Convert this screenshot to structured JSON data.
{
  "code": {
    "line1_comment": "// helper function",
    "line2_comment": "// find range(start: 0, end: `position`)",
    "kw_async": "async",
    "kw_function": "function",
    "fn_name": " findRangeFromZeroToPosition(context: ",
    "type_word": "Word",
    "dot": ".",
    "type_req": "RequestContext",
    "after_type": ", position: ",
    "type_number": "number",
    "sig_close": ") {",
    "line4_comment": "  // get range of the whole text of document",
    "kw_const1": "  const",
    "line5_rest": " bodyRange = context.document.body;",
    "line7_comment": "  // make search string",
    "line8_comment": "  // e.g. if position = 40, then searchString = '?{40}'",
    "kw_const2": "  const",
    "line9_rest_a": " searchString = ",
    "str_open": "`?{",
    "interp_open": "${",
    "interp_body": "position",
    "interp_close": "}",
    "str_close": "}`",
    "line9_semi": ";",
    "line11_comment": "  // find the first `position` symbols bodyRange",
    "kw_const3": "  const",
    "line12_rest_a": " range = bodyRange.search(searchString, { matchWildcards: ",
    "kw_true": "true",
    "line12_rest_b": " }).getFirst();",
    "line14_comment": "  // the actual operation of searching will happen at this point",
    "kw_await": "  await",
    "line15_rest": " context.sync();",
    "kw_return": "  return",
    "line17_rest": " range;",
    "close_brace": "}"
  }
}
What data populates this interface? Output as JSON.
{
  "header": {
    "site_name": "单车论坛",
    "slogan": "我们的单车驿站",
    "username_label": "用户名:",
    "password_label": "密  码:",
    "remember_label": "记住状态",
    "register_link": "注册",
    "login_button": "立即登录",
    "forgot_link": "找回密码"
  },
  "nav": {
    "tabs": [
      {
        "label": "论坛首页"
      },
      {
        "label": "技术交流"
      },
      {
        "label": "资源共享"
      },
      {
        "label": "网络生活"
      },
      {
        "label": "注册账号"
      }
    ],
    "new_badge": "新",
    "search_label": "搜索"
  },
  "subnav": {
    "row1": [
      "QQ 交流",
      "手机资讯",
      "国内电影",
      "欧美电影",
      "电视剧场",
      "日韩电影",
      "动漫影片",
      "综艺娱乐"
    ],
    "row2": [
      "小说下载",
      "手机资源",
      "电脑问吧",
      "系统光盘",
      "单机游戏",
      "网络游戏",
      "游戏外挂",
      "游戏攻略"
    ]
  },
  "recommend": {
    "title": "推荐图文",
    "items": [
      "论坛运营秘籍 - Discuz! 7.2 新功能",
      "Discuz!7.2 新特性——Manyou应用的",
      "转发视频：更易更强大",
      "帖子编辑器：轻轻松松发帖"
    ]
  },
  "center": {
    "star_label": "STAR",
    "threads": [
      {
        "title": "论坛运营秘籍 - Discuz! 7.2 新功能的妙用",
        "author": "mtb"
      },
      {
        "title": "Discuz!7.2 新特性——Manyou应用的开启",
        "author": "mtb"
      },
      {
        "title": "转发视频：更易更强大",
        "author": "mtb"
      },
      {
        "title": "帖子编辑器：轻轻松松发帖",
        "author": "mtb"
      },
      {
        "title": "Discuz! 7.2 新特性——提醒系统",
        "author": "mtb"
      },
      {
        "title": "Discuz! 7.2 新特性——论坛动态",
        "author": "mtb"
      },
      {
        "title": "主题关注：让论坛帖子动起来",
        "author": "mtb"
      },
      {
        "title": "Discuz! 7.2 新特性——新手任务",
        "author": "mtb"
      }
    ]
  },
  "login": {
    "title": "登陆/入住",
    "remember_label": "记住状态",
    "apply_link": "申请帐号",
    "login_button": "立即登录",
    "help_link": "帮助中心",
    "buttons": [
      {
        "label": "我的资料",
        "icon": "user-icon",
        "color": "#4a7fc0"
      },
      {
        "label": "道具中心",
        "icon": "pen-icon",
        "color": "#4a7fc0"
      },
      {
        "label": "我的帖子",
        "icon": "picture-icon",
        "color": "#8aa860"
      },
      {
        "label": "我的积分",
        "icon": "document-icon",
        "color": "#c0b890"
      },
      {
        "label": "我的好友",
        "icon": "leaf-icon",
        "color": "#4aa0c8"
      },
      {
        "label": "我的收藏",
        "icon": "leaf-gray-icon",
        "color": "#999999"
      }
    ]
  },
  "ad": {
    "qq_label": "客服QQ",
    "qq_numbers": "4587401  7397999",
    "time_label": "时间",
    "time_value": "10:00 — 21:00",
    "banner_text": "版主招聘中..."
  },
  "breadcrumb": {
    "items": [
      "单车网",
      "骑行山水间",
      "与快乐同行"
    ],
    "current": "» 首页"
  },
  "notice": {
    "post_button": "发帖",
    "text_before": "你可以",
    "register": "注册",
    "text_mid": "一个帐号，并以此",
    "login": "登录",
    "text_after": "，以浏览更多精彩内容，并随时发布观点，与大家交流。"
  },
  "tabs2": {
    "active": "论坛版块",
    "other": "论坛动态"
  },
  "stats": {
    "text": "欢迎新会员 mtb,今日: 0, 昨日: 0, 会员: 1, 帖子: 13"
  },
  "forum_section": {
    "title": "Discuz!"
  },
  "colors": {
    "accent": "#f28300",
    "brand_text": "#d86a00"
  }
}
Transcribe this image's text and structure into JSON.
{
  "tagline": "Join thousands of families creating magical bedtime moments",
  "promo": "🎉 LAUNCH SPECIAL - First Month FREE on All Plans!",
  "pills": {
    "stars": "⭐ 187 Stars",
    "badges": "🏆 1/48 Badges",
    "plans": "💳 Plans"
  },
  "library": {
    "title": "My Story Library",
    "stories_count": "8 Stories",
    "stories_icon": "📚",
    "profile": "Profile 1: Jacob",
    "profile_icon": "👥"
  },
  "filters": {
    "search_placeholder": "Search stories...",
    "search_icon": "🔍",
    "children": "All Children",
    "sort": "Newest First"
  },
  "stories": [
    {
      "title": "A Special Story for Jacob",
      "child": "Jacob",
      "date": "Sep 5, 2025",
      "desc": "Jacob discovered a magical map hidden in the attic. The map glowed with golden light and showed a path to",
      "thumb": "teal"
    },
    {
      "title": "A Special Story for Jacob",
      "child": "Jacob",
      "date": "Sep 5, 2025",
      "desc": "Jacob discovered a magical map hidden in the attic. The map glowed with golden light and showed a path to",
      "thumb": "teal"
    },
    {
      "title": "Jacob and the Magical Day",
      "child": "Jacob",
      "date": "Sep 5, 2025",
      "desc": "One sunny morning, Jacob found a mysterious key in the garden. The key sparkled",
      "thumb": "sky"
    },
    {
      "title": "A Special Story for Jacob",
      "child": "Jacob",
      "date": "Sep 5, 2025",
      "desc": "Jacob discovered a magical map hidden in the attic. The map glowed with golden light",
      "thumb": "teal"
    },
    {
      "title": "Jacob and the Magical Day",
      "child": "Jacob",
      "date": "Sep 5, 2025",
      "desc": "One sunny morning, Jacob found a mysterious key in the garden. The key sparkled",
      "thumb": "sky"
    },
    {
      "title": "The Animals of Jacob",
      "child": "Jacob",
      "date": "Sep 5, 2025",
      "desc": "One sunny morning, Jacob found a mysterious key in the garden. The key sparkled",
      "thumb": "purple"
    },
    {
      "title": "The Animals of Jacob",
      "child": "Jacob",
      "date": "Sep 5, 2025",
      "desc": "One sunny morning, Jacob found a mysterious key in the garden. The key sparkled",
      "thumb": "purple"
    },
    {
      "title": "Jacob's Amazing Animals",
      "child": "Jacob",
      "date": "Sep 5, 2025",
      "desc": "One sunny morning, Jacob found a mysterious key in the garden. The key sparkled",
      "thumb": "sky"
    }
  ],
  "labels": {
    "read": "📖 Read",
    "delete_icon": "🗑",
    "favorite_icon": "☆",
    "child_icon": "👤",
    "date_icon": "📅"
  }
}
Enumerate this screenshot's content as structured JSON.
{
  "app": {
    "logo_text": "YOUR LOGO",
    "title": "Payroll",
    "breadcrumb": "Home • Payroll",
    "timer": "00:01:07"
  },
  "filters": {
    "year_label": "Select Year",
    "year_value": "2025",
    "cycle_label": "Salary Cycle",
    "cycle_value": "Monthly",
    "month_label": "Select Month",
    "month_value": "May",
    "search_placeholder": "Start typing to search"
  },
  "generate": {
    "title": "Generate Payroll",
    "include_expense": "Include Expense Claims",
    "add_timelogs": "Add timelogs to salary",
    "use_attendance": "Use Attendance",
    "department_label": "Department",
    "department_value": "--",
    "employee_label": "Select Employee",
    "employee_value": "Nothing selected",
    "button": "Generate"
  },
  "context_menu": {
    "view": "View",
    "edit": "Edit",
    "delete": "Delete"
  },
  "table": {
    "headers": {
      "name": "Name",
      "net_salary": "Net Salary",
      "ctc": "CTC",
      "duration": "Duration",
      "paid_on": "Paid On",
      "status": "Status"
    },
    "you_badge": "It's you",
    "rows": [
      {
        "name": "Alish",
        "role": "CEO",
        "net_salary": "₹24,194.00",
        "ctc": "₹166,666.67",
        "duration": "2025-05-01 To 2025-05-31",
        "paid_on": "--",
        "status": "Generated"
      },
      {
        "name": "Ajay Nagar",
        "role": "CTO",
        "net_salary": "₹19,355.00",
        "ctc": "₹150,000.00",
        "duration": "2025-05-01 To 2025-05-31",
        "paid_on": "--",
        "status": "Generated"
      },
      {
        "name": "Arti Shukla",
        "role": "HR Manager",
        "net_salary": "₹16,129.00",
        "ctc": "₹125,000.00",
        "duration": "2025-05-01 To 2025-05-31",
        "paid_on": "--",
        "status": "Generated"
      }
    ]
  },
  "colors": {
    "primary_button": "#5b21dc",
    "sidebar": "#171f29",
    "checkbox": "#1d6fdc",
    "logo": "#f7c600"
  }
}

### Request:
Which lines hold the word "Plans"? Copy all of them.

### Exercise solution:
  "promo": "🎉 LAUNCH SPECIAL - First Month FREE on All Plans!",
    "plans": "💳 Plans"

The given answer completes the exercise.